[BEGIN Source material]

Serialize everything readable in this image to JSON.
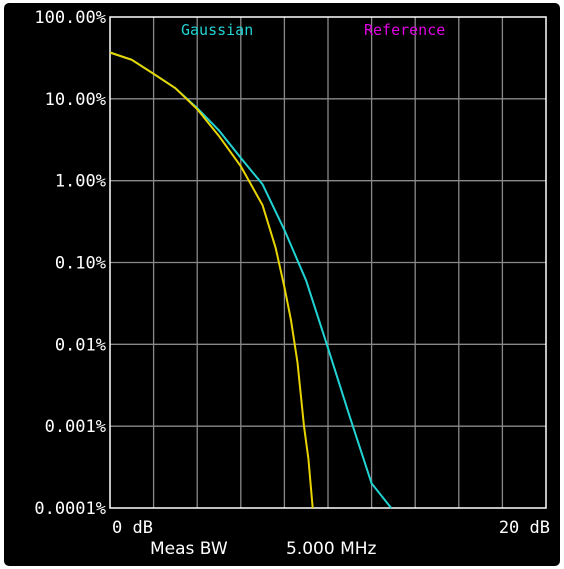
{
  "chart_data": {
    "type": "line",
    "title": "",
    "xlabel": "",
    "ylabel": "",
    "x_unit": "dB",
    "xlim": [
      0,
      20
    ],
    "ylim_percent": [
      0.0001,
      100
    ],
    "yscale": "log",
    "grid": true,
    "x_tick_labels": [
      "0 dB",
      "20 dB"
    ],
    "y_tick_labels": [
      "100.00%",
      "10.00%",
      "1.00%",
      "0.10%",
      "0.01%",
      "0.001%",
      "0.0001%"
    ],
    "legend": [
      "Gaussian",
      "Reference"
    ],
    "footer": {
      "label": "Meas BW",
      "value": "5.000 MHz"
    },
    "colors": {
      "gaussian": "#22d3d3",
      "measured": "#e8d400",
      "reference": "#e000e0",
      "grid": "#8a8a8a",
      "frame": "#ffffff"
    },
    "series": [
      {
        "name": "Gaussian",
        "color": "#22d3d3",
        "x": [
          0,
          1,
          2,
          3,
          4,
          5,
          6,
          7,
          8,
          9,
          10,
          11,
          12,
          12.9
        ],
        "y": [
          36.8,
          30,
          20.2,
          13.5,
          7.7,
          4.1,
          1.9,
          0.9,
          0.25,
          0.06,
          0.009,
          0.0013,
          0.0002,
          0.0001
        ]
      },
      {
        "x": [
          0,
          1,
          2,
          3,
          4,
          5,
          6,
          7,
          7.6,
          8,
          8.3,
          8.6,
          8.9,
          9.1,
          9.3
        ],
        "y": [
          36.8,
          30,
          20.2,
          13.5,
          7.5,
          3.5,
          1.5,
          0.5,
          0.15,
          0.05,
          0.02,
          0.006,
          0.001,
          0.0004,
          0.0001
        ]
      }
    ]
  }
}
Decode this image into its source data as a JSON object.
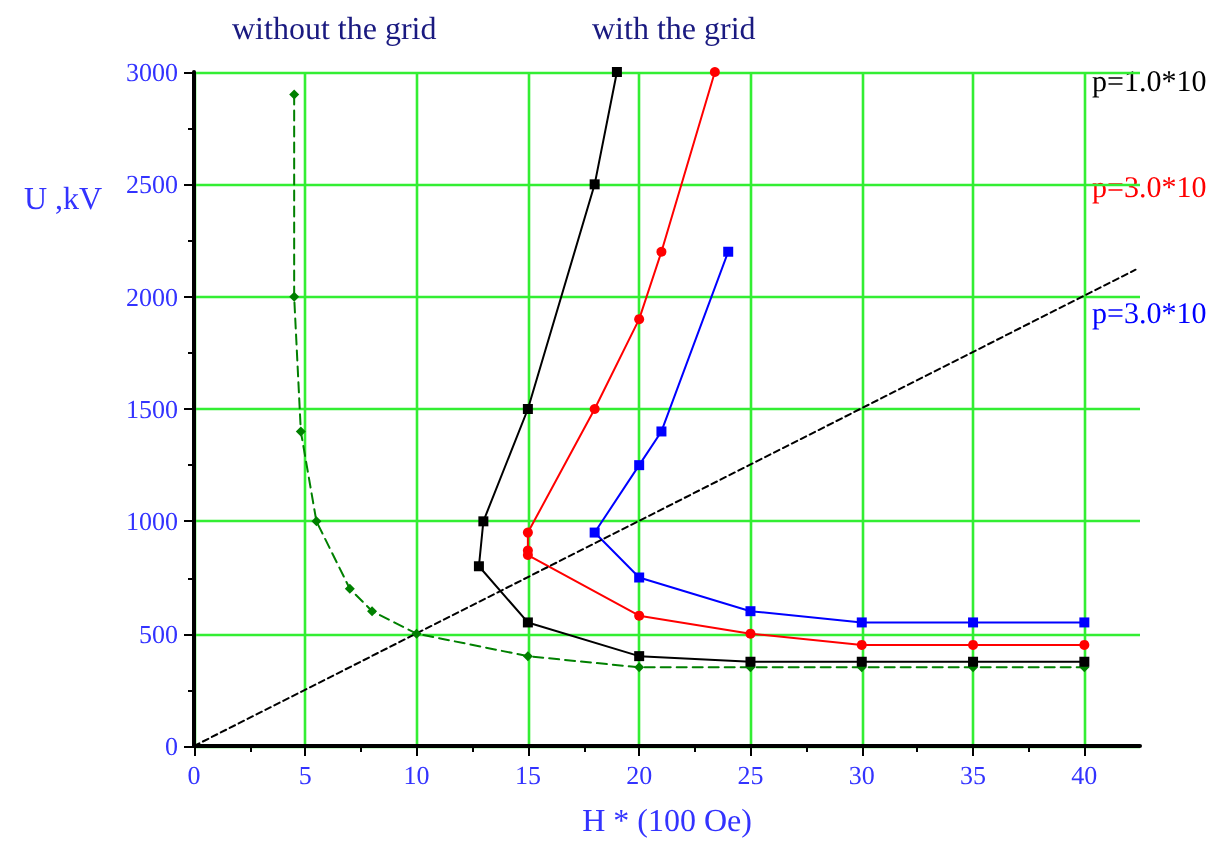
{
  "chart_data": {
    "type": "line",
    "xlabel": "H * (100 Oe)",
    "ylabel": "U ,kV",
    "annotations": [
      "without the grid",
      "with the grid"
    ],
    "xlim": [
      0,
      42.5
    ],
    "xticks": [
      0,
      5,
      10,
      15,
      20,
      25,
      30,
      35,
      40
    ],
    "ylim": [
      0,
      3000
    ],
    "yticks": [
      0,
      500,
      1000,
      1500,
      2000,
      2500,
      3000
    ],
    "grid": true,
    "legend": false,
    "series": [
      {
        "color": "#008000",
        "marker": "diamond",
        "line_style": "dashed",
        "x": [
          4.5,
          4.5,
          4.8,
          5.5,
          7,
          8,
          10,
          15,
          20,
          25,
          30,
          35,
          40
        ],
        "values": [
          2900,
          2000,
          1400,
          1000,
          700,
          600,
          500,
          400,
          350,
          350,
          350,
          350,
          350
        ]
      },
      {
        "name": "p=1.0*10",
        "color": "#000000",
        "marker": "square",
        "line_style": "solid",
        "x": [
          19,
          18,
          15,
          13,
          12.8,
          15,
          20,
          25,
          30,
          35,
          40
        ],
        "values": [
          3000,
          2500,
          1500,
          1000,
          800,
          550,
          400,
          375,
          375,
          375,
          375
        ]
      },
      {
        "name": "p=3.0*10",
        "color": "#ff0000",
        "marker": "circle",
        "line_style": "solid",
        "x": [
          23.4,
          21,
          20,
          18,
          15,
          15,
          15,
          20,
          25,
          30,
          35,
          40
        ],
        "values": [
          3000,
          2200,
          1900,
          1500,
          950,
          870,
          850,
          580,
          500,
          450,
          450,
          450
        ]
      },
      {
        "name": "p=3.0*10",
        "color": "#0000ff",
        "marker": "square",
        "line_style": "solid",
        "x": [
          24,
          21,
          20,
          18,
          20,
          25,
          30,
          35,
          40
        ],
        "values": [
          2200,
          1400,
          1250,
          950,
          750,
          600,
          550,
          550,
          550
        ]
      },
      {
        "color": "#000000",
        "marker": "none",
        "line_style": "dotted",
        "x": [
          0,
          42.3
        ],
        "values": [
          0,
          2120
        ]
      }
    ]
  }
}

[END Source material]

**Directions:**
Every line in the data that holds "name" should be copied out.

**Output:**
        "name": "Gaussian",
        "name": "p=1.0*10",
        "name": "p=3.0*10",
        "name": "p=3.0*10",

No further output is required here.